WHAT IS BEING ASKED:
In full and without deviation, write out the entries that follow.

|---|

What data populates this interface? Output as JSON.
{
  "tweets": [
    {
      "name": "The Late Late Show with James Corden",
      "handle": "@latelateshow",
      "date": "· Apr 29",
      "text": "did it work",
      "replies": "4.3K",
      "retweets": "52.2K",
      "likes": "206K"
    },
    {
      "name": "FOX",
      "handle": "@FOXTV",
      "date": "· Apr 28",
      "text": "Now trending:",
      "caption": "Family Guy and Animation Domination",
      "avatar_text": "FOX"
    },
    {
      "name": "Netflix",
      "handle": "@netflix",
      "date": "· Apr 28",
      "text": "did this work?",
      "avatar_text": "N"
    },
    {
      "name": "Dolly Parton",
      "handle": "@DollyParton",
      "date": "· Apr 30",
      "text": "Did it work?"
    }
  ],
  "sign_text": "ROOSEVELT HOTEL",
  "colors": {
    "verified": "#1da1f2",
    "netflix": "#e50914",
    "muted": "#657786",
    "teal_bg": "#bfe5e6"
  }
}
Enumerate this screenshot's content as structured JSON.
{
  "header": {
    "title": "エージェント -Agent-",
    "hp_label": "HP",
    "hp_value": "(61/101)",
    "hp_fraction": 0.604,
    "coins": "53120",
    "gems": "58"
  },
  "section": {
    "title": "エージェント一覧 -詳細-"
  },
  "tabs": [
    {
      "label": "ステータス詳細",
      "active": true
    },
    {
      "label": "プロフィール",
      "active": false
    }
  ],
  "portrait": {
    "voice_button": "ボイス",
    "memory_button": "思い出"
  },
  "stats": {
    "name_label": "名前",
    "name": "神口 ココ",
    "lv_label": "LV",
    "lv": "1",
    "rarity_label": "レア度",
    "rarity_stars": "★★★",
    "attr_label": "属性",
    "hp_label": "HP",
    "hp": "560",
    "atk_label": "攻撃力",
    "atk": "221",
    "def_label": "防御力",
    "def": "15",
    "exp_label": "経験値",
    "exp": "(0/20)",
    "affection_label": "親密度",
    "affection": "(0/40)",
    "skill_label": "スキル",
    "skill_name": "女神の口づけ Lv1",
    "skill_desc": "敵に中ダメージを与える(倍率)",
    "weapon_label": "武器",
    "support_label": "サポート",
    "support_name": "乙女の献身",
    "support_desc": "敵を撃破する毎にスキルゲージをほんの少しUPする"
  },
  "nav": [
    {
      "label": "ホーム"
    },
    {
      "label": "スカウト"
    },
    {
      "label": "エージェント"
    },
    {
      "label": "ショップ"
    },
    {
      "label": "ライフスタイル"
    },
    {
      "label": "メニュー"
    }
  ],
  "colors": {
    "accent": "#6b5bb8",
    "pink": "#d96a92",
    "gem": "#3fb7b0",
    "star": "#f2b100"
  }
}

|---|

ANSWER FOR THE TASK:
What data populates this interface? Output as JSON.
{
  "tweets": [
    {
      "name": "The Late Late Show with James Corden",
      "handle": "@latelateshow",
      "date": "· Apr 29",
      "text": "did it work",
      "replies": "4.3K",
      "retweets": "52.2K",
      "likes": "206K"
    },
    {
      "name": "FOX",
      "handle": "@FOXTV",
      "date": "· Apr 28",
      "text": "Now trending:",
      "caption": "Family Guy and Animation Domination",
      "avatar_text": "FOX"
    },
    {
      "name": "Netflix",
      "handle": "@netflix",
      "date": "· Apr 28",
      "text": "did this work?",
      "avatar_text": "N"
    },
    {
      "name": "Dolly Parton",
      "handle": "@DollyParton",
      "date": "· Apr 30",
      "text": "Did it work?"
    }
  ],
  "sign_text": "ROOSEVELT HOTEL",
  "colors": {
    "verified": "#1da1f2",
    "netflix": "#e50914",
    "muted": "#657786",
    "teal_bg": "#bfe5e6"
  }
}
Enumerate this screenshot's content as structured JSON.
{
  "header": {
    "title": "エージェント -Agent-",
    "hp_label": "HP",
    "hp_value": "(61/101)",
    "hp_fraction": 0.604,
    "coins": "53120",
    "gems": "58"
  },
  "section": {
    "title": "エージェント一覧 -詳細-"
  },
  "tabs": [
    {
      "label": "ステータス詳細",
      "active": true
    },
    {
      "label": "プロフィール",
      "active": false
    }
  ],
  "portrait": {
    "voice_button": "ボイス",
    "memory_button": "思い出"
  },
  "stats": {
    "name_label": "名前",
    "name": "神口 ココ",
    "lv_label": "LV",
    "lv": "1",
    "rarity_label": "レア度",
    "rarity_stars": "★★★",
    "attr_label": "属性",
    "hp_label": "HP",
    "hp": "560",
    "atk_label": "攻撃力",
    "atk": "221",
    "def_label": "防御力",
    "def": "15",
    "exp_label": "経験値",
    "exp": "(0/20)",
    "affection_label": "親密度",
    "affection": "(0/40)",
    "skill_label": "スキル",
    "skill_name": "女神の口づけ Lv1",
    "skill_desc": "敵に中ダメージを与える(倍率)",
    "weapon_label": "武器",
    "support_label": "サポート",
    "support_name": "乙女の献身",
    "support_desc": "敵を撃破する毎にスキルゲージをほんの少しUPする"
  },
  "nav": [
    {
      "label": "ホーム"
    },
    {
      "label": "スカウト"
    },
    {
      "label": "エージェント"
    },
    {
      "label": "ショップ"
    },
    {
      "label": "ライフスタイル"
    },
    {
      "label": "メニュー"
    }
  ],
  "colors": {
    "accent": "#6b5bb8",
    "pink": "#d96a92",
    "gem": "#3fb7b0",
    "star": "#f2b100"
  }
}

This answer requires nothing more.